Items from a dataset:

## start

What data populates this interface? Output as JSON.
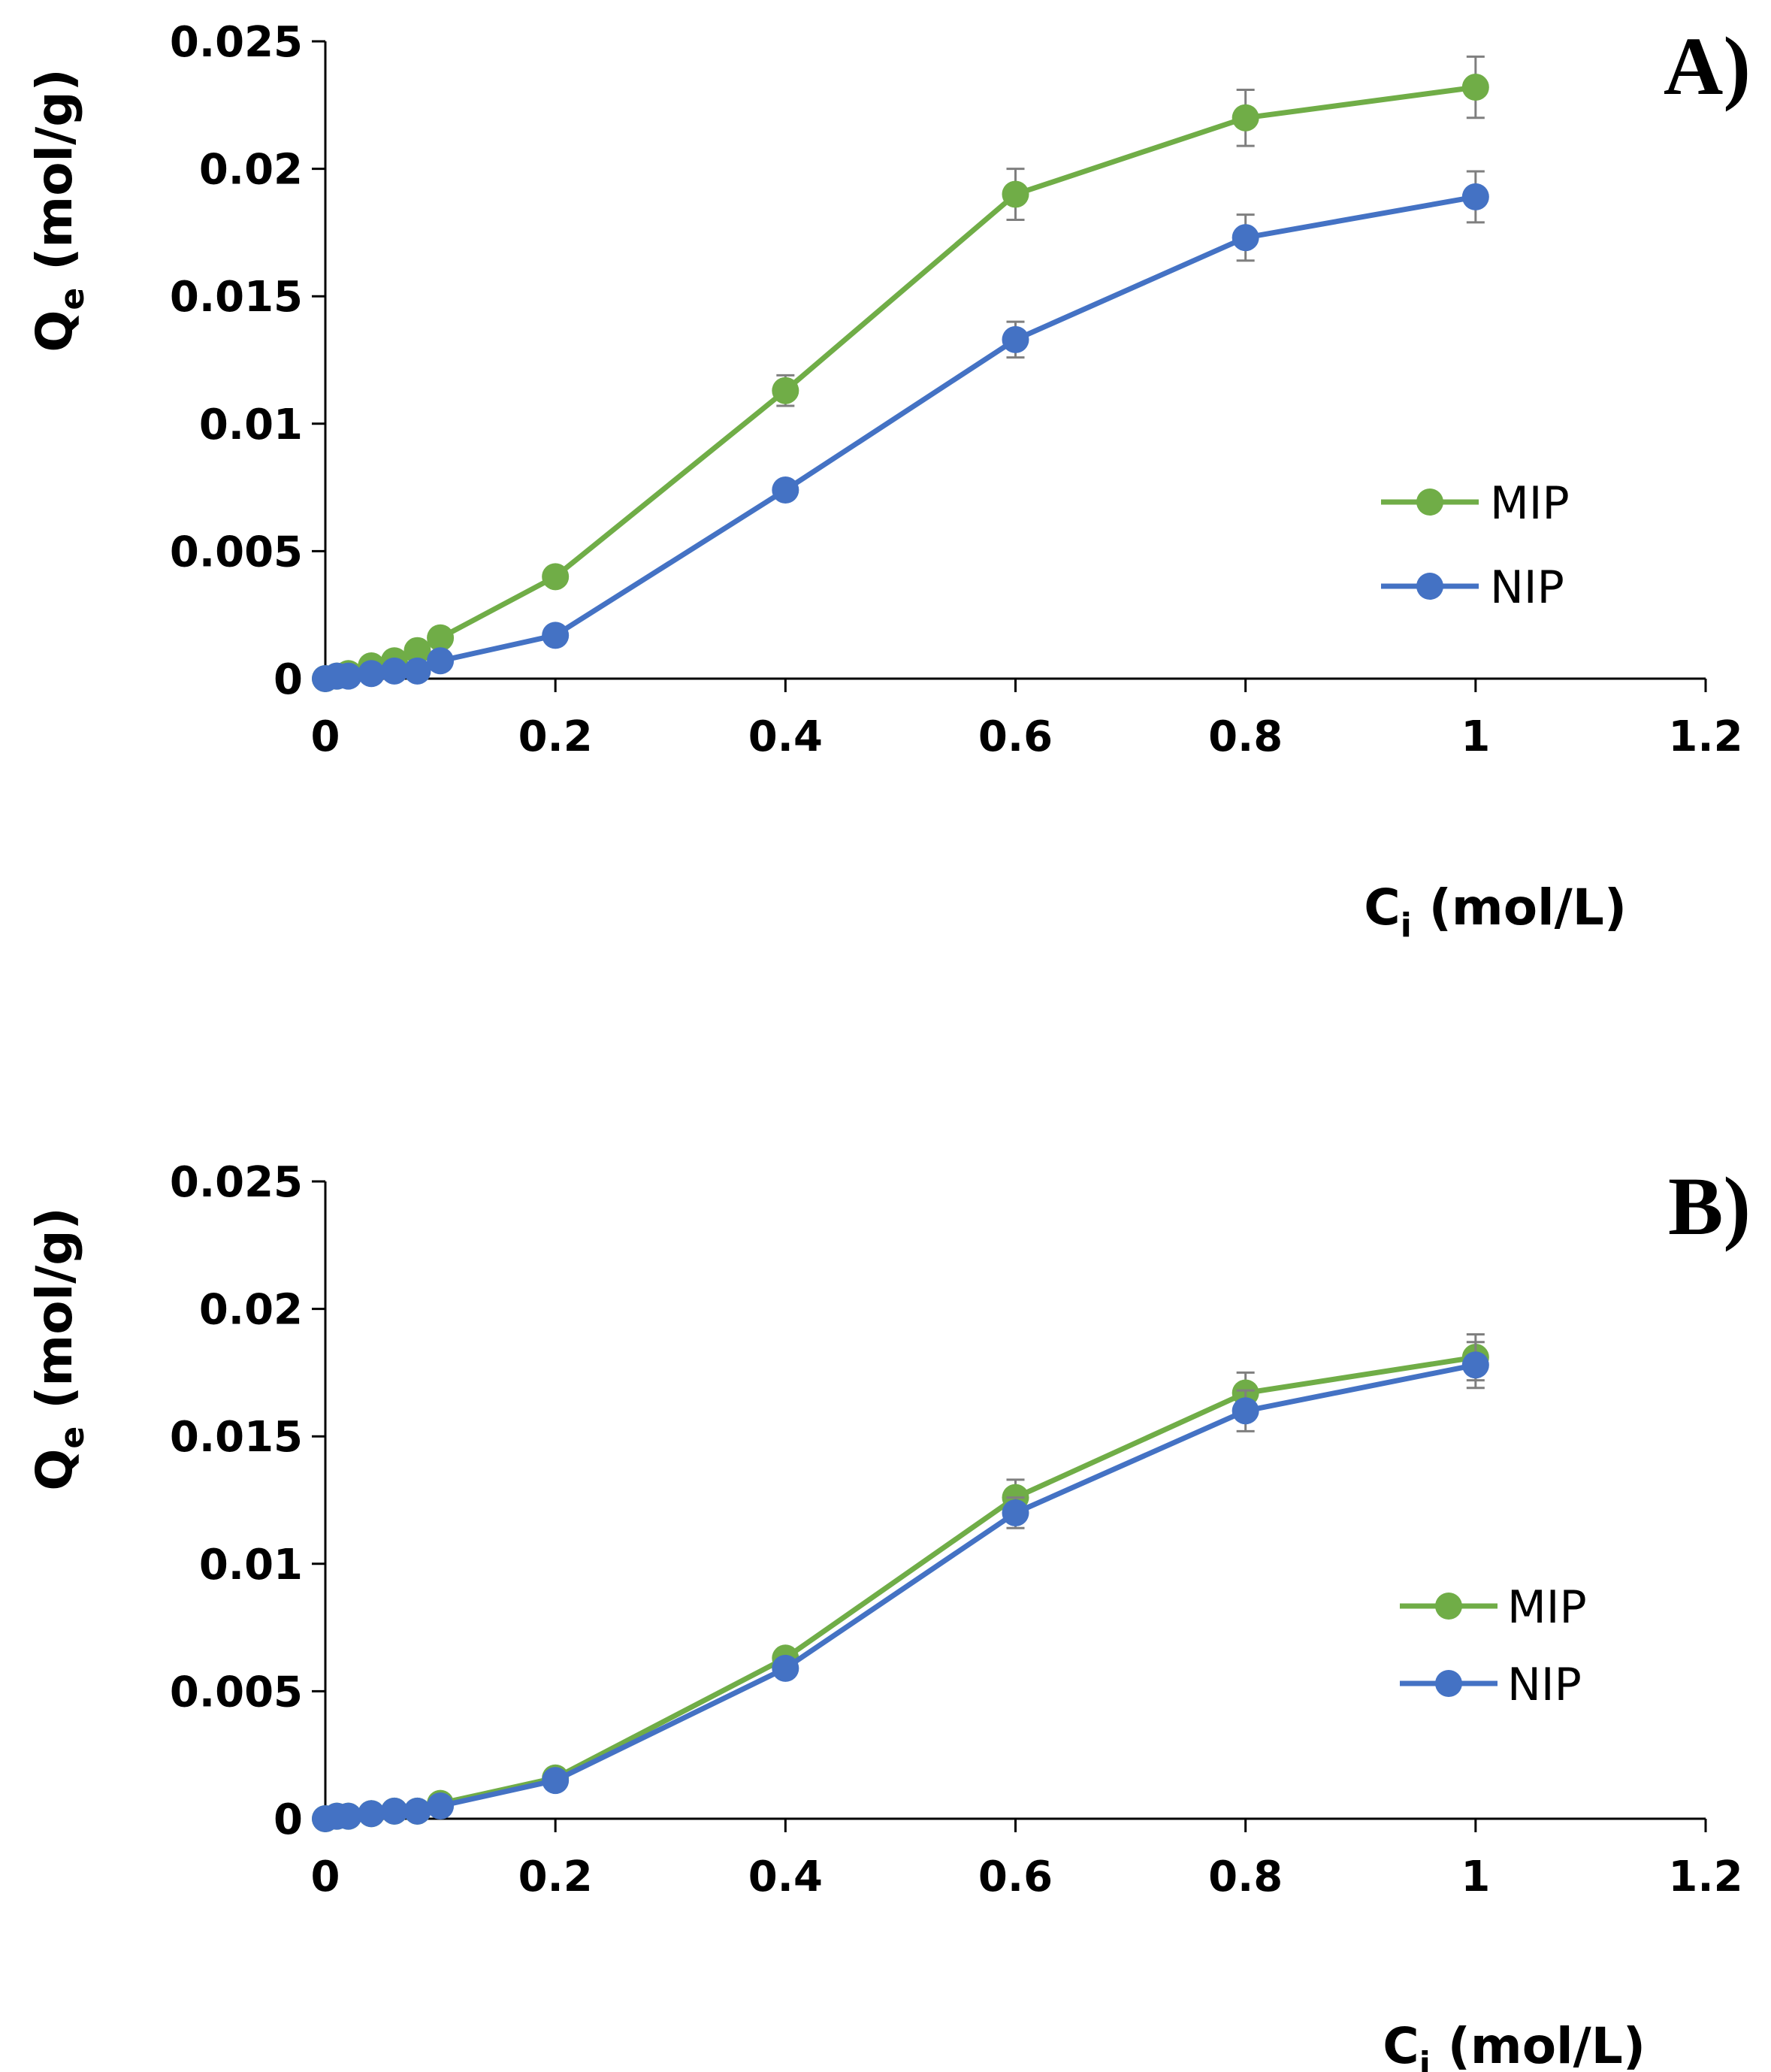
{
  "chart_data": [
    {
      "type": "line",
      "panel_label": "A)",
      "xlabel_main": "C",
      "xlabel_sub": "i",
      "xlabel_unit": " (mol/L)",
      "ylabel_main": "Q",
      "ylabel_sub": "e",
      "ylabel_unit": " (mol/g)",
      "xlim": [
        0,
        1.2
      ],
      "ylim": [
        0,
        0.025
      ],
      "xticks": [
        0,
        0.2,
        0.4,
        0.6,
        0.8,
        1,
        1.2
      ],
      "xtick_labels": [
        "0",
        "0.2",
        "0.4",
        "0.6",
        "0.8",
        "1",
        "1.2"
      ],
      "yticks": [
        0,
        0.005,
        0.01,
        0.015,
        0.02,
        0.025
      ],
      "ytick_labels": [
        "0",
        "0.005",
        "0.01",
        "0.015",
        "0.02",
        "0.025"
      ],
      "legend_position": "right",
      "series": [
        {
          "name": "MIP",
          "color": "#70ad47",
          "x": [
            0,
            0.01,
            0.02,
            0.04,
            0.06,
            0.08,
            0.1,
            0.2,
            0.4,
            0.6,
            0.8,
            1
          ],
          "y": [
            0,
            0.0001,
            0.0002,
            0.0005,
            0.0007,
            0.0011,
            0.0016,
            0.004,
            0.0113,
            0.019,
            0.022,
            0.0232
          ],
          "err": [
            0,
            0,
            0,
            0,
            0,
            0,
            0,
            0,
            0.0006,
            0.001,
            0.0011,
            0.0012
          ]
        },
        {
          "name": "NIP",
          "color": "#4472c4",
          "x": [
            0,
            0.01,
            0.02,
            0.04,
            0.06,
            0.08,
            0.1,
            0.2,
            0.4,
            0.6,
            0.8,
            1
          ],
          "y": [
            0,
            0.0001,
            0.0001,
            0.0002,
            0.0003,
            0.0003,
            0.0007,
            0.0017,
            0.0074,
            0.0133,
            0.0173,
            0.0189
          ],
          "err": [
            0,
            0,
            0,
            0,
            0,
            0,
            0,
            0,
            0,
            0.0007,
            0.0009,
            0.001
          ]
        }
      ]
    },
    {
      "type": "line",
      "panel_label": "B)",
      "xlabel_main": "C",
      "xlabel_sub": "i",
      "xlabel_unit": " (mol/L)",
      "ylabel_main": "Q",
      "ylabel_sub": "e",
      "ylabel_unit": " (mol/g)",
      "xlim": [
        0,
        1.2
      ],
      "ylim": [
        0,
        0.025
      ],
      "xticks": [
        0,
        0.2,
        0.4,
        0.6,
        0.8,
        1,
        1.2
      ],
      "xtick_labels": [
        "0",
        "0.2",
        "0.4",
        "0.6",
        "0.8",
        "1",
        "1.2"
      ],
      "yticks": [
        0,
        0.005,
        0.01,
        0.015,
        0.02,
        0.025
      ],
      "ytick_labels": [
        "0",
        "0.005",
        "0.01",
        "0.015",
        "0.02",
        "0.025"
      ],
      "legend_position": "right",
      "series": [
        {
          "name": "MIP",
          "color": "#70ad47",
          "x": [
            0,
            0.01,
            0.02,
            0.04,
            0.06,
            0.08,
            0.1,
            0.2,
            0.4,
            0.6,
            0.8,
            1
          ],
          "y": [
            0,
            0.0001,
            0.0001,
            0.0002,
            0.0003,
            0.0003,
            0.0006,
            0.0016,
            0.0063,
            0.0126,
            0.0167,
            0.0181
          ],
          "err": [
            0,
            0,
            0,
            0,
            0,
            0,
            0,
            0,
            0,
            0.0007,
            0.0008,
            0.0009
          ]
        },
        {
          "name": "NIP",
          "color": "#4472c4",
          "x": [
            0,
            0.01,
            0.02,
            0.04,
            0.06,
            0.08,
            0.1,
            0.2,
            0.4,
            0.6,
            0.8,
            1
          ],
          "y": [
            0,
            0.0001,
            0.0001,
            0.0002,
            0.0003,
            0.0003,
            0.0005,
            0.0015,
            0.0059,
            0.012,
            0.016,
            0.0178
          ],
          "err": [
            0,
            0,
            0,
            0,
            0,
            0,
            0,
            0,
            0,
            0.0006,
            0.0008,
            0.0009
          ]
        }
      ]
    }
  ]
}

## end

Retype everything in the material word for word, minus pictures.

FINAL ANSWER:
What data populates this interface? Output as JSON.
{
  "chart_data": [
    {
      "type": "line",
      "panel_label": "A)",
      "xlabel_main": "C",
      "xlabel_sub": "i",
      "xlabel_unit": " (mol/L)",
      "ylabel_main": "Q",
      "ylabel_sub": "e",
      "ylabel_unit": " (mol/g)",
      "xlim": [
        0,
        1.2
      ],
      "ylim": [
        0,
        0.025
      ],
      "xticks": [
        0,
        0.2,
        0.4,
        0.6,
        0.8,
        1,
        1.2
      ],
      "xtick_labels": [
        "0",
        "0.2",
        "0.4",
        "0.6",
        "0.8",
        "1",
        "1.2"
      ],
      "yticks": [
        0,
        0.005,
        0.01,
        0.015,
        0.02,
        0.025
      ],
      "ytick_labels": [
        "0",
        "0.005",
        "0.01",
        "0.015",
        "0.02",
        "0.025"
      ],
      "legend_position": "right",
      "series": [
        {
          "name": "MIP",
          "color": "#70ad47",
          "x": [
            0,
            0.01,
            0.02,
            0.04,
            0.06,
            0.08,
            0.1,
            0.2,
            0.4,
            0.6,
            0.8,
            1
          ],
          "y": [
            0,
            0.0001,
            0.0002,
            0.0005,
            0.0007,
            0.0011,
            0.0016,
            0.004,
            0.0113,
            0.019,
            0.022,
            0.0232
          ],
          "err": [
            0,
            0,
            0,
            0,
            0,
            0,
            0,
            0,
            0.0006,
            0.001,
            0.0011,
            0.0012
          ]
        },
        {
          "name": "NIP",
          "color": "#4472c4",
          "x": [
            0,
            0.01,
            0.02,
            0.04,
            0.06,
            0.08,
            0.1,
            0.2,
            0.4,
            0.6,
            0.8,
            1
          ],
          "y": [
            0,
            0.0001,
            0.0001,
            0.0002,
            0.0003,
            0.0003,
            0.0007,
            0.0017,
            0.0074,
            0.0133,
            0.0173,
            0.0189
          ],
          "err": [
            0,
            0,
            0,
            0,
            0,
            0,
            0,
            0,
            0,
            0.0007,
            0.0009,
            0.001
          ]
        }
      ]
    },
    {
      "type": "line",
      "panel_label": "B)",
      "xlabel_main": "C",
      "xlabel_sub": "i",
      "xlabel_unit": " (mol/L)",
      "ylabel_main": "Q",
      "ylabel_sub": "e",
      "ylabel_unit": " (mol/g)",
      "xlim": [
        0,
        1.2
      ],
      "ylim": [
        0,
        0.025
      ],
      "xticks": [
        0,
        0.2,
        0.4,
        0.6,
        0.8,
        1,
        1.2
      ],
      "xtick_labels": [
        "0",
        "0.2",
        "0.4",
        "0.6",
        "0.8",
        "1",
        "1.2"
      ],
      "yticks": [
        0,
        0.005,
        0.01,
        0.015,
        0.02,
        0.025
      ],
      "ytick_labels": [
        "0",
        "0.005",
        "0.01",
        "0.015",
        "0.02",
        "0.025"
      ],
      "legend_position": "right",
      "series": [
        {
          "name": "MIP",
          "color": "#70ad47",
          "x": [
            0,
            0.01,
            0.02,
            0.04,
            0.06,
            0.08,
            0.1,
            0.2,
            0.4,
            0.6,
            0.8,
            1
          ],
          "y": [
            0,
            0.0001,
            0.0001,
            0.0002,
            0.0003,
            0.0003,
            0.0006,
            0.0016,
            0.0063,
            0.0126,
            0.0167,
            0.0181
          ],
          "err": [
            0,
            0,
            0,
            0,
            0,
            0,
            0,
            0,
            0,
            0.0007,
            0.0008,
            0.0009
          ]
        },
        {
          "name": "NIP",
          "color": "#4472c4",
          "x": [
            0,
            0.01,
            0.02,
            0.04,
            0.06,
            0.08,
            0.1,
            0.2,
            0.4,
            0.6,
            0.8,
            1
          ],
          "y": [
            0,
            0.0001,
            0.0001,
            0.0002,
            0.0003,
            0.0003,
            0.0005,
            0.0015,
            0.0059,
            0.012,
            0.016,
            0.0178
          ],
          "err": [
            0,
            0,
            0,
            0,
            0,
            0,
            0,
            0,
            0,
            0.0006,
            0.0008,
            0.0009
          ]
        }
      ]
    }
  ]
}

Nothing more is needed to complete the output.